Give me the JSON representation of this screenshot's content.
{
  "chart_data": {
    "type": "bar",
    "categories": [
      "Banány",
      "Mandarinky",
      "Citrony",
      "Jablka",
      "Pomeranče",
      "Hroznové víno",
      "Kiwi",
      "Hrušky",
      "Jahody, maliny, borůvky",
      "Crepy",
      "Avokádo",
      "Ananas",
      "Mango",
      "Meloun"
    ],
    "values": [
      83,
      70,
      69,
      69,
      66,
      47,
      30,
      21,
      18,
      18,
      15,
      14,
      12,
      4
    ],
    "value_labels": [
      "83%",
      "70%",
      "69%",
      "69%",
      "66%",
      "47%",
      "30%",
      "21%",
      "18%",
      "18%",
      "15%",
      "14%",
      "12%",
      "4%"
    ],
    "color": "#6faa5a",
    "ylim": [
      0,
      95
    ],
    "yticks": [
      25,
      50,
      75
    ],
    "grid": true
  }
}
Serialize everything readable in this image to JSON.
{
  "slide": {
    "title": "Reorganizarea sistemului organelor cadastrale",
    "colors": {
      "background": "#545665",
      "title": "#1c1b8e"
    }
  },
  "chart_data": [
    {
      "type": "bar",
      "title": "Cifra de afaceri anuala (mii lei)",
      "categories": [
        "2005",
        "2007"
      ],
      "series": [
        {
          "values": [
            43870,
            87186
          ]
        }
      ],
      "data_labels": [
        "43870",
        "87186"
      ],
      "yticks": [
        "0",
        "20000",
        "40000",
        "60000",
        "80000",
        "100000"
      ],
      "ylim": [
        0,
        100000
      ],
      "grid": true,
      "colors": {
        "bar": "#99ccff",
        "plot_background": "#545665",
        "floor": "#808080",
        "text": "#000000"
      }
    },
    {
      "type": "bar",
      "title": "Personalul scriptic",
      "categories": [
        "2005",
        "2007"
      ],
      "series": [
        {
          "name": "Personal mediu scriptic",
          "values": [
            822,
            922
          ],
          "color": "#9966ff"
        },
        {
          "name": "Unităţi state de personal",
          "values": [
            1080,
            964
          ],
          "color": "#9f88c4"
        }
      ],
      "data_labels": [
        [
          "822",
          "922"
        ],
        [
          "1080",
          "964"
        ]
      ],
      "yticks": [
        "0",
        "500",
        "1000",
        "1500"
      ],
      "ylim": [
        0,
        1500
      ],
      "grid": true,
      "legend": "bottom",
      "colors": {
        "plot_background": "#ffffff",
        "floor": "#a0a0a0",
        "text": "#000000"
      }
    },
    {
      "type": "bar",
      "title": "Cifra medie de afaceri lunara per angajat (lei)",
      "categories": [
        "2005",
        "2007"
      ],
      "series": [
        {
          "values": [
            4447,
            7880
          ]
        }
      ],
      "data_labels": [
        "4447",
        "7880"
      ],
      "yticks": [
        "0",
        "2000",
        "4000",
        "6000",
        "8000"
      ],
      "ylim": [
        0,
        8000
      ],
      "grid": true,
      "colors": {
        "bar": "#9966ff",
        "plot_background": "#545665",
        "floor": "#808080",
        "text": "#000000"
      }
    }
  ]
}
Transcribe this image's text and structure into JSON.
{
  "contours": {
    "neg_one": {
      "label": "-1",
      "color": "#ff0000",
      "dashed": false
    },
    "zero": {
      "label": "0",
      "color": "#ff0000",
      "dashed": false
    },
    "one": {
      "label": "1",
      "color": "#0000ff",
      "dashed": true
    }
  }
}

THE EXERCISE:
Write out the entries in full, exactly as given.

SOLUTION TO THIS EXERCISE:
Give me the JSON representation of this screenshot's content.
{
  "chart_data": {
    "type": "bar",
    "categories": [
      "Banány",
      "Mandarinky",
      "Citrony",
      "Jablka",
      "Pomeranče",
      "Hroznové víno",
      "Kiwi",
      "Hrušky",
      "Jahody, maliny, borůvky",
      "Crepy",
      "Avokádo",
      "Ananas",
      "Mango",
      "Meloun"
    ],
    "values": [
      83,
      70,
      69,
      69,
      66,
      47,
      30,
      21,
      18,
      18,
      15,
      14,
      12,
      4
    ],
    "value_labels": [
      "83%",
      "70%",
      "69%",
      "69%",
      "66%",
      "47%",
      "30%",
      "21%",
      "18%",
      "18%",
      "15%",
      "14%",
      "12%",
      "4%"
    ],
    "color": "#6faa5a",
    "ylim": [
      0,
      95
    ],
    "yticks": [
      25,
      50,
      75
    ],
    "grid": true
  }
}
Serialize everything readable in this image to JSON.
{
  "slide": {
    "title": "Reorganizarea sistemului organelor cadastrale",
    "colors": {
      "background": "#545665",
      "title": "#1c1b8e"
    }
  },
  "chart_data": [
    {
      "type": "bar",
      "title": "Cifra de afaceri anuala (mii lei)",
      "categories": [
        "2005",
        "2007"
      ],
      "series": [
        {
          "values": [
            43870,
            87186
          ]
        }
      ],
      "data_labels": [
        "43870",
        "87186"
      ],
      "yticks": [
        "0",
        "20000",
        "40000",
        "60000",
        "80000",
        "100000"
      ],
      "ylim": [
        0,
        100000
      ],
      "grid": true,
      "colors": {
        "bar": "#99ccff",
        "plot_background": "#545665",
        "floor": "#808080",
        "text": "#000000"
      }
    },
    {
      "type": "bar",
      "title": "Personalul scriptic",
      "categories": [
        "2005",
        "2007"
      ],
      "series": [
        {
          "name": "Personal mediu scriptic",
          "values": [
            822,
            922
          ],
          "color": "#9966ff"
        },
        {
          "name": "Unităţi state de personal",
          "values": [
            1080,
            964
          ],
          "color": "#9f88c4"
        }
      ],
      "data_labels": [
        [
          "822",
          "922"
        ],
        [
          "1080",
          "964"
        ]
      ],
      "yticks": [
        "0",
        "500",
        "1000",
        "1500"
      ],
      "ylim": [
        0,
        1500
      ],
      "grid": true,
      "legend": "bottom",
      "colors": {
        "plot_background": "#ffffff",
        "floor": "#a0a0a0",
        "text": "#000000"
      }
    },
    {
      "type": "bar",
      "title": "Cifra medie de afaceri lunara per angajat (lei)",
      "categories": [
        "2005",
        "2007"
      ],
      "series": [
        {
          "values": [
            4447,
            7880
          ]
        }
      ],
      "data_labels": [
        "4447",
        "7880"
      ],
      "yticks": [
        "0",
        "2000",
        "4000",
        "6000",
        "8000"
      ],
      "ylim": [
        0,
        8000
      ],
      "grid": true,
      "colors": {
        "bar": "#9966ff",
        "plot_background": "#545665",
        "floor": "#808080",
        "text": "#000000"
      }
    }
  ]
}
Transcribe this image's text and structure into JSON.
{
  "contours": {
    "neg_one": {
      "label": "-1",
      "color": "#ff0000",
      "dashed": false
    },
    "zero": {
      "label": "0",
      "color": "#ff0000",
      "dashed": false
    },
    "one": {
      "label": "1",
      "color": "#0000ff",
      "dashed": true
    }
  }
}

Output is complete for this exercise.